#### Given records
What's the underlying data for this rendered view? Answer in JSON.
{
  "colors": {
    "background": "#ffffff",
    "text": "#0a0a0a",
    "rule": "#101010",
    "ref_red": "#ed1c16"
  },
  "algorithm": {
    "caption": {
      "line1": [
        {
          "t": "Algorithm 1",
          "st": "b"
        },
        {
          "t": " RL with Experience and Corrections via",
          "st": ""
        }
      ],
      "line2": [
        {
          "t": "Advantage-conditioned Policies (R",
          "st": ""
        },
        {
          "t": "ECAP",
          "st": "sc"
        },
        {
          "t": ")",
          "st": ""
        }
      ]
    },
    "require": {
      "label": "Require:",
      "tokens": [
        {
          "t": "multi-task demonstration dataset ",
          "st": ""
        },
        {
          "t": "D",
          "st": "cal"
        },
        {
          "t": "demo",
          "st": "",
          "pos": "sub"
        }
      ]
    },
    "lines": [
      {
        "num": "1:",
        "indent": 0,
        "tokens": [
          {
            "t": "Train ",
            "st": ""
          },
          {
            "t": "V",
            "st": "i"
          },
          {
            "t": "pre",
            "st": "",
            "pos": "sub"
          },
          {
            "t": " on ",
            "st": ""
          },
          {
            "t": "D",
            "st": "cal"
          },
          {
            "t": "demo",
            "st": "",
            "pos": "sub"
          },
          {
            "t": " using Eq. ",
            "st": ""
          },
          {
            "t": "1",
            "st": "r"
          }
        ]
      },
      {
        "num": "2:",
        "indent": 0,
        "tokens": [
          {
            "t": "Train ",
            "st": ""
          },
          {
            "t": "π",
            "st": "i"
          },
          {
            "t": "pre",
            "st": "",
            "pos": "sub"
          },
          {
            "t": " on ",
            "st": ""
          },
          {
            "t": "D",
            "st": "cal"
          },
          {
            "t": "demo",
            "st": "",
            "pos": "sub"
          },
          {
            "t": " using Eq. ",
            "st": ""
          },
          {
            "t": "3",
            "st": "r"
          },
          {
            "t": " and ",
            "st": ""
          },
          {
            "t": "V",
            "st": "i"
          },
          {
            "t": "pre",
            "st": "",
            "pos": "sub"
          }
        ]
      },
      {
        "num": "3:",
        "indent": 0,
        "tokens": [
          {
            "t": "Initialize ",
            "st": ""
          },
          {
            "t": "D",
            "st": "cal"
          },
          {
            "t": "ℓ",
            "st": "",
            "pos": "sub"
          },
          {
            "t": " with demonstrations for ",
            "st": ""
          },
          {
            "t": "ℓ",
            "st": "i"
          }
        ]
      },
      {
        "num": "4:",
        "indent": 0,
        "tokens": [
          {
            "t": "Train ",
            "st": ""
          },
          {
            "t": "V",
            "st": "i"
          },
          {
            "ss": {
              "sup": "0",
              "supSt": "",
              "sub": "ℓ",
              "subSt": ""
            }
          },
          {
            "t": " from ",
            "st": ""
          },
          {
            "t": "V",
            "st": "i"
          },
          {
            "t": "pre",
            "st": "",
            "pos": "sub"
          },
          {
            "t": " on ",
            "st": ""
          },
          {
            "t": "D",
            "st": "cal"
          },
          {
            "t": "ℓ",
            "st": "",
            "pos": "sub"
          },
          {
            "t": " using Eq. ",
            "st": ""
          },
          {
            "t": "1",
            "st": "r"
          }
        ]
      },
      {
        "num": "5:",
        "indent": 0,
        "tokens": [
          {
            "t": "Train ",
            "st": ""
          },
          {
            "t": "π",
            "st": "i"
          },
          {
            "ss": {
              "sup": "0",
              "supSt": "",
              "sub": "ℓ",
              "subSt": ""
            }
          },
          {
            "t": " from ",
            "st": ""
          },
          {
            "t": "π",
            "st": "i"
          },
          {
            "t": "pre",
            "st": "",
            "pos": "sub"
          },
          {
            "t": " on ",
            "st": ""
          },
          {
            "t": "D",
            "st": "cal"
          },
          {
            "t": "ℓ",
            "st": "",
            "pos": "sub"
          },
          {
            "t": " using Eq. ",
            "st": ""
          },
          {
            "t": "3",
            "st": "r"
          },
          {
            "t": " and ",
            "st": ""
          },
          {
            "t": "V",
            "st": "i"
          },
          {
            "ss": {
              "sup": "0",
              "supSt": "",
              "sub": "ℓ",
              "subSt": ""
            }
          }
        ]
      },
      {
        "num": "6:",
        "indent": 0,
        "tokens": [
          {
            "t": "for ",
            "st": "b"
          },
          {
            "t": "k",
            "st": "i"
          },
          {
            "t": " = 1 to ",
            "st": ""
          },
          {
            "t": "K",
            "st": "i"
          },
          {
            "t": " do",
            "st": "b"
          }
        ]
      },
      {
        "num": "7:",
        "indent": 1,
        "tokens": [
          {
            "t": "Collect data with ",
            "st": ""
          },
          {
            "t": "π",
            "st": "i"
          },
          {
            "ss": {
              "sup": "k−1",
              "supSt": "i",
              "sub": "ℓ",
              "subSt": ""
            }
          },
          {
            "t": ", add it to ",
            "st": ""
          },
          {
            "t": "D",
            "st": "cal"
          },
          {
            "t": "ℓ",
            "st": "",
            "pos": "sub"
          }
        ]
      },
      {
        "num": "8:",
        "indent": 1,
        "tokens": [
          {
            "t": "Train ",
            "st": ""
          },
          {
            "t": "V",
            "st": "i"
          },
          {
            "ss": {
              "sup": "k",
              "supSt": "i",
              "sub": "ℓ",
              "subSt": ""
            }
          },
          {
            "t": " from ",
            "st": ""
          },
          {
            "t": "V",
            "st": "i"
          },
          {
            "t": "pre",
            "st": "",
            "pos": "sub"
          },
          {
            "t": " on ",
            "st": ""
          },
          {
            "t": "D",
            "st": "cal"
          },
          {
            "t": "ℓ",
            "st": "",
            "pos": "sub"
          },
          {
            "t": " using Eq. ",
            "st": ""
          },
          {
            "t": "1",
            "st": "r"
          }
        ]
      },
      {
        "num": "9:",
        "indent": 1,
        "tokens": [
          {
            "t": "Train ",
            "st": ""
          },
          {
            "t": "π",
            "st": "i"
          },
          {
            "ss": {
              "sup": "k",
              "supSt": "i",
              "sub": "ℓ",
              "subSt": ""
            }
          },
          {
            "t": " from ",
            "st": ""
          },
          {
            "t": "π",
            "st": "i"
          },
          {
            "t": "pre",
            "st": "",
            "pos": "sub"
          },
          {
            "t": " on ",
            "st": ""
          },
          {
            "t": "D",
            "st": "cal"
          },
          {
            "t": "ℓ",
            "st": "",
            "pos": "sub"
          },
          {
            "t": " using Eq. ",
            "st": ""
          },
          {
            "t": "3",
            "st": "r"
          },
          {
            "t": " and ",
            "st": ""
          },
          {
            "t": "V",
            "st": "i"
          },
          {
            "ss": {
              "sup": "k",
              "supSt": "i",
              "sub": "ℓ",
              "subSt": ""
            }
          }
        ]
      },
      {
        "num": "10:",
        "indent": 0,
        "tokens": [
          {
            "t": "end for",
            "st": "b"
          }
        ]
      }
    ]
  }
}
########
Reproduce the complete data exactly as presented above.

What's the underlying data for this rendered view? Answer in JSON.
{
  "colors": {
    "background": "#ffffff",
    "text": "#0a0a0a",
    "rule": "#101010",
    "ref_red": "#ed1c16"
  },
  "algorithm": {
    "caption": {
      "line1": [
        {
          "t": "Algorithm 1",
          "st": "b"
        },
        {
          "t": " RL with Experience and Corrections via",
          "st": ""
        }
      ],
      "line2": [
        {
          "t": "Advantage-conditioned Policies (R",
          "st": ""
        },
        {
          "t": "ECAP",
          "st": "sc"
        },
        {
          "t": ")",
          "st": ""
        }
      ]
    },
    "require": {
      "label": "Require:",
      "tokens": [
        {
          "t": "multi-task demonstration dataset ",
          "st": ""
        },
        {
          "t": "D",
          "st": "cal"
        },
        {
          "t": "demo",
          "st": "",
          "pos": "sub"
        }
      ]
    },
    "lines": [
      {
        "num": "1:",
        "indent": 0,
        "tokens": [
          {
            "t": "Train ",
            "st": ""
          },
          {
            "t": "V",
            "st": "i"
          },
          {
            "t": "pre",
            "st": "",
            "pos": "sub"
          },
          {
            "t": " on ",
            "st": ""
          },
          {
            "t": "D",
            "st": "cal"
          },
          {
            "t": "demo",
            "st": "",
            "pos": "sub"
          },
          {
            "t": " using Eq. ",
            "st": ""
          },
          {
            "t": "1",
            "st": "r"
          }
        ]
      },
      {
        "num": "2:",
        "indent": 0,
        "tokens": [
          {
            "t": "Train ",
            "st": ""
          },
          {
            "t": "π",
            "st": "i"
          },
          {
            "t": "pre",
            "st": "",
            "pos": "sub"
          },
          {
            "t": " on ",
            "st": ""
          },
          {
            "t": "D",
            "st": "cal"
          },
          {
            "t": "demo",
            "st": "",
            "pos": "sub"
          },
          {
            "t": " using Eq. ",
            "st": ""
          },
          {
            "t": "3",
            "st": "r"
          },
          {
            "t": " and ",
            "st": ""
          },
          {
            "t": "V",
            "st": "i"
          },
          {
            "t": "pre",
            "st": "",
            "pos": "sub"
          }
        ]
      },
      {
        "num": "3:",
        "indent": 0,
        "tokens": [
          {
            "t": "Initialize ",
            "st": ""
          },
          {
            "t": "D",
            "st": "cal"
          },
          {
            "t": "ℓ",
            "st": "",
            "pos": "sub"
          },
          {
            "t": " with demonstrations for ",
            "st": ""
          },
          {
            "t": "ℓ",
            "st": "i"
          }
        ]
      },
      {
        "num": "4:",
        "indent": 0,
        "tokens": [
          {
            "t": "Train ",
            "st": ""
          },
          {
            "t": "V",
            "st": "i"
          },
          {
            "ss": {
              "sup": "0",
              "supSt": "",
              "sub": "ℓ",
              "subSt": ""
            }
          },
          {
            "t": " from ",
            "st": ""
          },
          {
            "t": "V",
            "st": "i"
          },
          {
            "t": "pre",
            "st": "",
            "pos": "sub"
          },
          {
            "t": " on ",
            "st": ""
          },
          {
            "t": "D",
            "st": "cal"
          },
          {
            "t": "ℓ",
            "st": "",
            "pos": "sub"
          },
          {
            "t": " using Eq. ",
            "st": ""
          },
          {
            "t": "1",
            "st": "r"
          }
        ]
      },
      {
        "num": "5:",
        "indent": 0,
        "tokens": [
          {
            "t": "Train ",
            "st": ""
          },
          {
            "t": "π",
            "st": "i"
          },
          {
            "ss": {
              "sup": "0",
              "supSt": "",
              "sub": "ℓ",
              "subSt": ""
            }
          },
          {
            "t": " from ",
            "st": ""
          },
          {
            "t": "π",
            "st": "i"
          },
          {
            "t": "pre",
            "st": "",
            "pos": "sub"
          },
          {
            "t": " on ",
            "st": ""
          },
          {
            "t": "D",
            "st": "cal"
          },
          {
            "t": "ℓ",
            "st": "",
            "pos": "sub"
          },
          {
            "t": " using Eq. ",
            "st": ""
          },
          {
            "t": "3",
            "st": "r"
          },
          {
            "t": " and ",
            "st": ""
          },
          {
            "t": "V",
            "st": "i"
          },
          {
            "ss": {
              "sup": "0",
              "supSt": "",
              "sub": "ℓ",
              "subSt": ""
            }
          }
        ]
      },
      {
        "num": "6:",
        "indent": 0,
        "tokens": [
          {
            "t": "for ",
            "st": "b"
          },
          {
            "t": "k",
            "st": "i"
          },
          {
            "t": " = 1 to ",
            "st": ""
          },
          {
            "t": "K",
            "st": "i"
          },
          {
            "t": " do",
            "st": "b"
          }
        ]
      },
      {
        "num": "7:",
        "indent": 1,
        "tokens": [
          {
            "t": "Collect data with ",
            "st": ""
          },
          {
            "t": "π",
            "st": "i"
          },
          {
            "ss": {
              "sup": "k−1",
              "supSt": "i",
              "sub": "ℓ",
              "subSt": ""
            }
          },
          {
            "t": ", add it to ",
            "st": ""
          },
          {
            "t": "D",
            "st": "cal"
          },
          {
            "t": "ℓ",
            "st": "",
            "pos": "sub"
          }
        ]
      },
      {
        "num": "8:",
        "indent": 1,
        "tokens": [
          {
            "t": "Train ",
            "st": ""
          },
          {
            "t": "V",
            "st": "i"
          },
          {
            "ss": {
              "sup": "k",
              "supSt": "i",
              "sub": "ℓ",
              "subSt": ""
            }
          },
          {
            "t": " from ",
            "st": ""
          },
          {
            "t": "V",
            "st": "i"
          },
          {
            "t": "pre",
            "st": "",
            "pos": "sub"
          },
          {
            "t": " on ",
            "st": ""
          },
          {
            "t": "D",
            "st": "cal"
          },
          {
            "t": "ℓ",
            "st": "",
            "pos": "sub"
          },
          {
            "t": " using Eq. ",
            "st": ""
          },
          {
            "t": "1",
            "st": "r"
          }
        ]
      },
      {
        "num": "9:",
        "indent": 1,
        "tokens": [
          {
            "t": "Train ",
            "st": ""
          },
          {
            "t": "π",
            "st": "i"
          },
          {
            "ss": {
              "sup": "k",
              "supSt": "i",
              "sub": "ℓ",
              "subSt": ""
            }
          },
          {
            "t": " from ",
            "st": ""
          },
          {
            "t": "π",
            "st": "i"
          },
          {
            "t": "pre",
            "st": "",
            "pos": "sub"
          },
          {
            "t": " on ",
            "st": ""
          },
          {
            "t": "D",
            "st": "cal"
          },
          {
            "t": "ℓ",
            "st": "",
            "pos": "sub"
          },
          {
            "t": " using Eq. ",
            "st": ""
          },
          {
            "t": "3",
            "st": "r"
          },
          {
            "t": " and ",
            "st": ""
          },
          {
            "t": "V",
            "st": "i"
          },
          {
            "ss": {
              "sup": "k",
              "supSt": "i",
              "sub": "ℓ",
              "subSt": ""
            }
          }
        ]
      },
      {
        "num": "10:",
        "indent": 0,
        "tokens": [
          {
            "t": "end for",
            "st": "b"
          }
        ]
      }
    ]
  }
}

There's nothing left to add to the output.